The problem
Rewrite the lines below, changing every "vertical-ellipsis-icon" to "kebab-menu-icon" and leaving everything else untouched.

[Start]

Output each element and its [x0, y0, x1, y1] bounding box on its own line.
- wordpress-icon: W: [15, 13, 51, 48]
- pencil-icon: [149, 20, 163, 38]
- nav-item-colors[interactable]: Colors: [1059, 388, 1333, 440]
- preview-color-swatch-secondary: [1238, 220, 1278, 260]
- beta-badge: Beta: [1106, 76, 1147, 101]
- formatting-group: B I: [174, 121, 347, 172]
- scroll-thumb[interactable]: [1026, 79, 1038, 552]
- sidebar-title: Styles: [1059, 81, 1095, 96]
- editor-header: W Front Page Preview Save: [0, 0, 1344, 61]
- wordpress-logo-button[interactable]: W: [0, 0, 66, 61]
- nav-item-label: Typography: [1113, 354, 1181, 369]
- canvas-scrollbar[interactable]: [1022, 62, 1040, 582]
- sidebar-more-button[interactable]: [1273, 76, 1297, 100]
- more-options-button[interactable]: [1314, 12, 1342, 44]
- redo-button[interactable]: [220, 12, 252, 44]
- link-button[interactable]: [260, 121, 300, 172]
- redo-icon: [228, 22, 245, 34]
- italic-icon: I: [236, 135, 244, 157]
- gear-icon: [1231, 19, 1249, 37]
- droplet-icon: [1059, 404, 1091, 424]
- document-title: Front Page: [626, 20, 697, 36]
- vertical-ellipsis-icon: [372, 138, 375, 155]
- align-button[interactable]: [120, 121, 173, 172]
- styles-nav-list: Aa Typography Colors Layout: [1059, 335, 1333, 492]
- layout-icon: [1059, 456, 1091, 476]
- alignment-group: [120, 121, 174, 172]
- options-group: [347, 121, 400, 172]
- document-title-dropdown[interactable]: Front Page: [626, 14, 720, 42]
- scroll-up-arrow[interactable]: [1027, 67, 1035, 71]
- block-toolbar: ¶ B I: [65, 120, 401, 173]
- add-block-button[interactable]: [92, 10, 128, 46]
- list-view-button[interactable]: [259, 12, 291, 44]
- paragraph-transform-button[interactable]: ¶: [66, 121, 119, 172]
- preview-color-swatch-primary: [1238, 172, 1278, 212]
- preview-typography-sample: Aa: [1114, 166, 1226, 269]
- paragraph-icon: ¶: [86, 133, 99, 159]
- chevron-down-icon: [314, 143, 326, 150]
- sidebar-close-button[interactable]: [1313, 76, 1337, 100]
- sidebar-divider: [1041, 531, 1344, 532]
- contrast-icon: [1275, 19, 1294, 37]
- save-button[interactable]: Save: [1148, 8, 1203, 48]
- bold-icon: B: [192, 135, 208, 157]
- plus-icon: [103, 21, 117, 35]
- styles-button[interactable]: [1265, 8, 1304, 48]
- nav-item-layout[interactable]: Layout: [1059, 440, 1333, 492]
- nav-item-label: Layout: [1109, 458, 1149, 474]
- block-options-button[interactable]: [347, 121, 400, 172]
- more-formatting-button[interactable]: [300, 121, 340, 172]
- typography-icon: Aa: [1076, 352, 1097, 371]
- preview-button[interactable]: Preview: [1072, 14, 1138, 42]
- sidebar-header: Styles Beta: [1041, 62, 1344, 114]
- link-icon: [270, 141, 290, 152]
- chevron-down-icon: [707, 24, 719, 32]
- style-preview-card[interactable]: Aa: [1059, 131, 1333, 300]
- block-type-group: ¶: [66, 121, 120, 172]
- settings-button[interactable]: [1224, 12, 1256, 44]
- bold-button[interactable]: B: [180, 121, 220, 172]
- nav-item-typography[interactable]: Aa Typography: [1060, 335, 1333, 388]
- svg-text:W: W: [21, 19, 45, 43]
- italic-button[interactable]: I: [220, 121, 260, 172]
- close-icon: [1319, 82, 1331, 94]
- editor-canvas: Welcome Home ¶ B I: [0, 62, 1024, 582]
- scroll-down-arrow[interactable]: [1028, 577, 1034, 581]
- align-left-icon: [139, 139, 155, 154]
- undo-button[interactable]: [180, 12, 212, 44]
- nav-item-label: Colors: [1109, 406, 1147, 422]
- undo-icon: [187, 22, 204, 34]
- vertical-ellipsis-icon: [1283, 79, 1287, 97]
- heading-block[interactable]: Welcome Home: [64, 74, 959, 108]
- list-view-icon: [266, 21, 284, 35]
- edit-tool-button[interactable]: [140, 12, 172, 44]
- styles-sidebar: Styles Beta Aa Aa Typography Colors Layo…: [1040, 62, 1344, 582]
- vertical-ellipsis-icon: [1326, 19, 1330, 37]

[End]

Full answer
Output each element and its [x0, y0, x1, y1] bounding box on its own line.
- wordpress-icon: W: [15, 13, 51, 48]
- pencil-icon: [149, 20, 163, 38]
- nav-item-colors[interactable]: Colors: [1059, 388, 1333, 440]
- preview-color-swatch-secondary: [1238, 220, 1278, 260]
- beta-badge: Beta: [1106, 76, 1147, 101]
- formatting-group: B I: [174, 121, 347, 172]
- scroll-thumb[interactable]: [1026, 79, 1038, 552]
- sidebar-title: Styles: [1059, 81, 1095, 96]
- editor-header: W Front Page Preview Save: [0, 0, 1344, 61]
- wordpress-logo-button[interactable]: W: [0, 0, 66, 61]
- nav-item-label: Typography: [1113, 354, 1181, 369]
- canvas-scrollbar[interactable]: [1022, 62, 1040, 582]
- sidebar-more-button[interactable]: [1273, 76, 1297, 100]
- more-options-button[interactable]: [1314, 12, 1342, 44]
- redo-button[interactable]: [220, 12, 252, 44]
- link-button[interactable]: [260, 121, 300, 172]
- redo-icon: [228, 22, 245, 34]
- italic-icon: I: [236, 135, 244, 157]
- gear-icon: [1231, 19, 1249, 37]
- droplet-icon: [1059, 404, 1091, 424]
- document-title: Front Page: [626, 20, 697, 36]
- kebab-menu-icon: [372, 138, 375, 155]
- align-button[interactable]: [120, 121, 173, 172]
- styles-nav-list: Aa Typography Colors Layout: [1059, 335, 1333, 492]
- layout-icon: [1059, 456, 1091, 476]
- alignment-group: [120, 121, 174, 172]
- options-group: [347, 121, 400, 172]
- document-title-dropdown[interactable]: Front Page: [626, 14, 720, 42]
- scroll-up-arrow[interactable]: [1027, 67, 1035, 71]
- block-toolbar: ¶ B I: [65, 120, 401, 173]
- add-block-button[interactable]: [92, 10, 128, 46]
- list-view-button[interactable]: [259, 12, 291, 44]
- paragraph-transform-button[interactable]: ¶: [66, 121, 119, 172]
- preview-color-swatch-primary: [1238, 172, 1278, 212]
- preview-typography-sample: Aa: [1114, 166, 1226, 269]
- paragraph-icon: ¶: [86, 133, 99, 159]
- chevron-down-icon: [314, 143, 326, 150]
- sidebar-close-button[interactable]: [1313, 76, 1337, 100]
- sidebar-divider: [1041, 531, 1344, 532]
- contrast-icon: [1275, 19, 1294, 37]
- save-button[interactable]: Save: [1148, 8, 1203, 48]
- bold-icon: B: [192, 135, 208, 157]
- plus-icon: [103, 21, 117, 35]
- styles-button[interactable]: [1265, 8, 1304, 48]
- nav-item-layout[interactable]: Layout: [1059, 440, 1333, 492]
- nav-item-label: Layout: [1109, 458, 1149, 474]
- block-options-button[interactable]: [347, 121, 400, 172]
- more-formatting-button[interactable]: [300, 121, 340, 172]
- typography-icon: Aa: [1076, 352, 1097, 371]
- preview-button[interactable]: Preview: [1072, 14, 1138, 42]
- sidebar-header: Styles Beta: [1041, 62, 1344, 114]
- link-icon: [270, 141, 290, 152]
- chevron-down-icon: [707, 24, 719, 32]
- style-preview-card[interactable]: Aa: [1059, 131, 1333, 300]
- block-type-group: ¶: [66, 121, 120, 172]
- settings-button[interactable]: [1224, 12, 1256, 44]
- bold-button[interactable]: B: [180, 121, 220, 172]
- nav-item-typography[interactable]: Aa Typography: [1060, 335, 1333, 388]
- svg-text:W: W: [21, 19, 45, 43]
- italic-button[interactable]: I: [220, 121, 260, 172]
- close-icon: [1319, 82, 1331, 94]
- editor-canvas: Welcome Home ¶ B I: [0, 62, 1024, 582]
- scroll-down-arrow[interactable]: [1028, 577, 1034, 581]
- align-left-icon: [139, 139, 155, 154]
- undo-button[interactable]: [180, 12, 212, 44]
- nav-item-label: Colors: [1109, 406, 1147, 422]
- undo-icon: [187, 22, 204, 34]
- kebab-menu-icon: [1283, 79, 1287, 97]
- heading-block[interactable]: Welcome Home: [64, 74, 959, 108]
- list-view-icon: [266, 21, 284, 35]
- edit-tool-button[interactable]: [140, 12, 172, 44]
- styles-sidebar: Styles Beta Aa Aa Typography Colors Layo…: [1040, 62, 1344, 582]
- kebab-menu-icon: [1326, 19, 1330, 37]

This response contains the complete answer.